**TASK REQUIREMENTS**:
Repeat each line exactly, leaving nothing out.

● ● ● ●

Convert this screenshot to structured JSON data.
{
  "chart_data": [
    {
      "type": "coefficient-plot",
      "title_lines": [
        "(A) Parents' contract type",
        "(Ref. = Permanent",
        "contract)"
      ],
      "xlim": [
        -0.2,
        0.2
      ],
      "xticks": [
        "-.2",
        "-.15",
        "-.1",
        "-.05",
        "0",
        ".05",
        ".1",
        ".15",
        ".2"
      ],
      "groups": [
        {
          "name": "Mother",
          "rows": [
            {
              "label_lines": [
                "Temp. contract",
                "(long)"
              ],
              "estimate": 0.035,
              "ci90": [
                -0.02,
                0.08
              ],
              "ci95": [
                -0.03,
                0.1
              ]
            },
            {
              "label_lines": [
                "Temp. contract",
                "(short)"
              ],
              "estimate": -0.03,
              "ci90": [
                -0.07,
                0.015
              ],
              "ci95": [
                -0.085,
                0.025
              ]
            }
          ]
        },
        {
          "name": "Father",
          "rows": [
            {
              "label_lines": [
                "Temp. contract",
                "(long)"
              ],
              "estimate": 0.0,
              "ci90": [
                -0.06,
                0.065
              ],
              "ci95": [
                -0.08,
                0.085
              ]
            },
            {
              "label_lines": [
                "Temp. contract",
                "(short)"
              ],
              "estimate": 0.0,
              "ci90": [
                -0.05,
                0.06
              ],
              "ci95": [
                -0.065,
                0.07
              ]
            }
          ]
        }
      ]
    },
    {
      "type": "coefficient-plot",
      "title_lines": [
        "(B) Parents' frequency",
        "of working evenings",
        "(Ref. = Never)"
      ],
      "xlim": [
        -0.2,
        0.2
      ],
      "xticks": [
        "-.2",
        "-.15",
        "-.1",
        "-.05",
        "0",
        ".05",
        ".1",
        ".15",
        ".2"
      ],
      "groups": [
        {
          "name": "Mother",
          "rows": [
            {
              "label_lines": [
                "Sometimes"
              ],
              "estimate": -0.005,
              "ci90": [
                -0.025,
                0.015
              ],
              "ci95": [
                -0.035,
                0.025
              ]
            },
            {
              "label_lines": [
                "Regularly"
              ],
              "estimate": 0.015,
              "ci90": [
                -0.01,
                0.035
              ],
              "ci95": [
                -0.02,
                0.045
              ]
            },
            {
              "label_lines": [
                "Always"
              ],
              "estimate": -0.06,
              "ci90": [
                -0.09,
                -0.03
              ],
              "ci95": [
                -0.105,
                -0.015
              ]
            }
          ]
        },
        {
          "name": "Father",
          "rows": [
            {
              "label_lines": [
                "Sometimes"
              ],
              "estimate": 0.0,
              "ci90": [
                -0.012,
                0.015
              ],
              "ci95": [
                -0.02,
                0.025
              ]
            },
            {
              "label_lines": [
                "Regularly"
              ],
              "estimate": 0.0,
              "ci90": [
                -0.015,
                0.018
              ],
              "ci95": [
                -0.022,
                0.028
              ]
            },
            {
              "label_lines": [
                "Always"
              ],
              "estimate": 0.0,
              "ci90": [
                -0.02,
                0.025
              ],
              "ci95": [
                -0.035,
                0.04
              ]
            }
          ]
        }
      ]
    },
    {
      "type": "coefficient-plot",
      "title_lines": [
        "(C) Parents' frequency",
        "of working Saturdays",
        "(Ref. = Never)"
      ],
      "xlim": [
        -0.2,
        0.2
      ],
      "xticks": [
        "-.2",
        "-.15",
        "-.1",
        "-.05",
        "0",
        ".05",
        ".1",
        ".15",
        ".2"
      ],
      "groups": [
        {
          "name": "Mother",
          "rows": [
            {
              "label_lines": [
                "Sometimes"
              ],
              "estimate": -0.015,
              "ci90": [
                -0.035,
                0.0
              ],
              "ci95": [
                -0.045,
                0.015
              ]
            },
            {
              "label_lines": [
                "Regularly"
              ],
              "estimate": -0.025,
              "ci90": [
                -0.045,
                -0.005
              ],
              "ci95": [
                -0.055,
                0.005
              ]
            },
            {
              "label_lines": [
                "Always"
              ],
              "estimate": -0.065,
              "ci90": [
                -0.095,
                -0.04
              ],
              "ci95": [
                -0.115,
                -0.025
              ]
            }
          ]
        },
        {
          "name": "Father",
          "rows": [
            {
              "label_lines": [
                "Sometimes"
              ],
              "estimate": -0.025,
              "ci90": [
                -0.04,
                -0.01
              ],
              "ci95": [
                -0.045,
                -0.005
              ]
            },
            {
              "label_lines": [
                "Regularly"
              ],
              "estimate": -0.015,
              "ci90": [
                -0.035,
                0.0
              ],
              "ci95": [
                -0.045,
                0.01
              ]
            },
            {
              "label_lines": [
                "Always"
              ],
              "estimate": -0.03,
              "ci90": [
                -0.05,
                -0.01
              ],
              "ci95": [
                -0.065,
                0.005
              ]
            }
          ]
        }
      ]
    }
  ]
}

● ● ● ●

**WORKED SOLUTION**:
Convert this screenshot to structured JSON data.
{
  "chart_data": [
    {
      "type": "coefficient-plot",
      "title_lines": [
        "(A) Parents' contract type",
        "(Ref. = Permanent",
        "contract)"
      ],
      "xlim": [
        -0.2,
        0.2
      ],
      "xticks": [
        "-.2",
        "-.15",
        "-.1",
        "-.05",
        "0",
        ".05",
        ".1",
        ".15",
        ".2"
      ],
      "groups": [
        {
          "name": "Mother",
          "rows": [
            {
              "label_lines": [
                "Temp. contract",
                "(long)"
              ],
              "estimate": 0.035,
              "ci90": [
                -0.02,
                0.08
              ],
              "ci95": [
                -0.03,
                0.1
              ]
            },
            {
              "label_lines": [
                "Temp. contract",
                "(short)"
              ],
              "estimate": -0.03,
              "ci90": [
                -0.07,
                0.015
              ],
              "ci95": [
                -0.085,
                0.025
              ]
            }
          ]
        },
        {
          "name": "Father",
          "rows": [
            {
              "label_lines": [
                "Temp. contract",
                "(long)"
              ],
              "estimate": 0.0,
              "ci90": [
                -0.06,
                0.065
              ],
              "ci95": [
                -0.08,
                0.085
              ]
            },
            {
              "label_lines": [
                "Temp. contract",
                "(short)"
              ],
              "estimate": 0.0,
              "ci90": [
                -0.05,
                0.06
              ],
              "ci95": [
                -0.065,
                0.07
              ]
            }
          ]
        }
      ]
    },
    {
      "type": "coefficient-plot",
      "title_lines": [
        "(B) Parents' frequency",
        "of working evenings",
        "(Ref. = Never)"
      ],
      "xlim": [
        -0.2,
        0.2
      ],
      "xticks": [
        "-.2",
        "-.15",
        "-.1",
        "-.05",
        "0",
        ".05",
        ".1",
        ".15",
        ".2"
      ],
      "groups": [
        {
          "name": "Mother",
          "rows": [
            {
              "label_lines": [
                "Sometimes"
              ],
              "estimate": -0.005,
              "ci90": [
                -0.025,
                0.015
              ],
              "ci95": [
                -0.035,
                0.025
              ]
            },
            {
              "label_lines": [
                "Regularly"
              ],
              "estimate": 0.015,
              "ci90": [
                -0.01,
                0.035
              ],
              "ci95": [
                -0.02,
                0.045
              ]
            },
            {
              "label_lines": [
                "Always"
              ],
              "estimate": -0.06,
              "ci90": [
                -0.09,
                -0.03
              ],
              "ci95": [
                -0.105,
                -0.015
              ]
            }
          ]
        },
        {
          "name": "Father",
          "rows": [
            {
              "label_lines": [
                "Sometimes"
              ],
              "estimate": 0.0,
              "ci90": [
                -0.012,
                0.015
              ],
              "ci95": [
                -0.02,
                0.025
              ]
            },
            {
              "label_lines": [
                "Regularly"
              ],
              "estimate": 0.0,
              "ci90": [
                -0.015,
                0.018
              ],
              "ci95": [
                -0.022,
                0.028
              ]
            },
            {
              "label_lines": [
                "Always"
              ],
              "estimate": 0.0,
              "ci90": [
                -0.02,
                0.025
              ],
              "ci95": [
                -0.035,
                0.04
              ]
            }
          ]
        }
      ]
    },
    {
      "type": "coefficient-plot",
      "title_lines": [
        "(C) Parents' frequency",
        "of working Saturdays",
        "(Ref. = Never)"
      ],
      "xlim": [
        -0.2,
        0.2
      ],
      "xticks": [
        "-.2",
        "-.15",
        "-.1",
        "-.05",
        "0",
        ".05",
        ".1",
        ".15",
        ".2"
      ],
      "groups": [
        {
          "name": "Mother",
          "rows": [
            {
              "label_lines": [
                "Sometimes"
              ],
              "estimate": -0.015,
              "ci90": [
                -0.035,
                0.0
              ],
              "ci95": [
                -0.045,
                0.015
              ]
            },
            {
              "label_lines": [
                "Regularly"
              ],
              "estimate": -0.025,
              "ci90": [
                -0.045,
                -0.005
              ],
              "ci95": [
                -0.055,
                0.005
              ]
            },
            {
              "label_lines": [
                "Always"
              ],
              "estimate": -0.065,
              "ci90": [
                -0.095,
                -0.04
              ],
              "ci95": [
                -0.115,
                -0.025
              ]
            }
          ]
        },
        {
          "name": "Father",
          "rows": [
            {
              "label_lines": [
                "Sometimes"
              ],
              "estimate": -0.025,
              "ci90": [
                -0.04,
                -0.01
              ],
              "ci95": [
                -0.045,
                -0.005
              ]
            },
            {
              "label_lines": [
                "Regularly"
              ],
              "estimate": -0.015,
              "ci90": [
                -0.035,
                0.0
              ],
              "ci95": [
                -0.045,
                0.01
              ]
            },
            {
              "label_lines": [
                "Always"
              ],
              "estimate": -0.03,
              "ci90": [
                -0.05,
                -0.01
              ],
              "ci95": [
                -0.065,
                0.005
              ]
            }
          ]
        }
      ]
    }
  ]
}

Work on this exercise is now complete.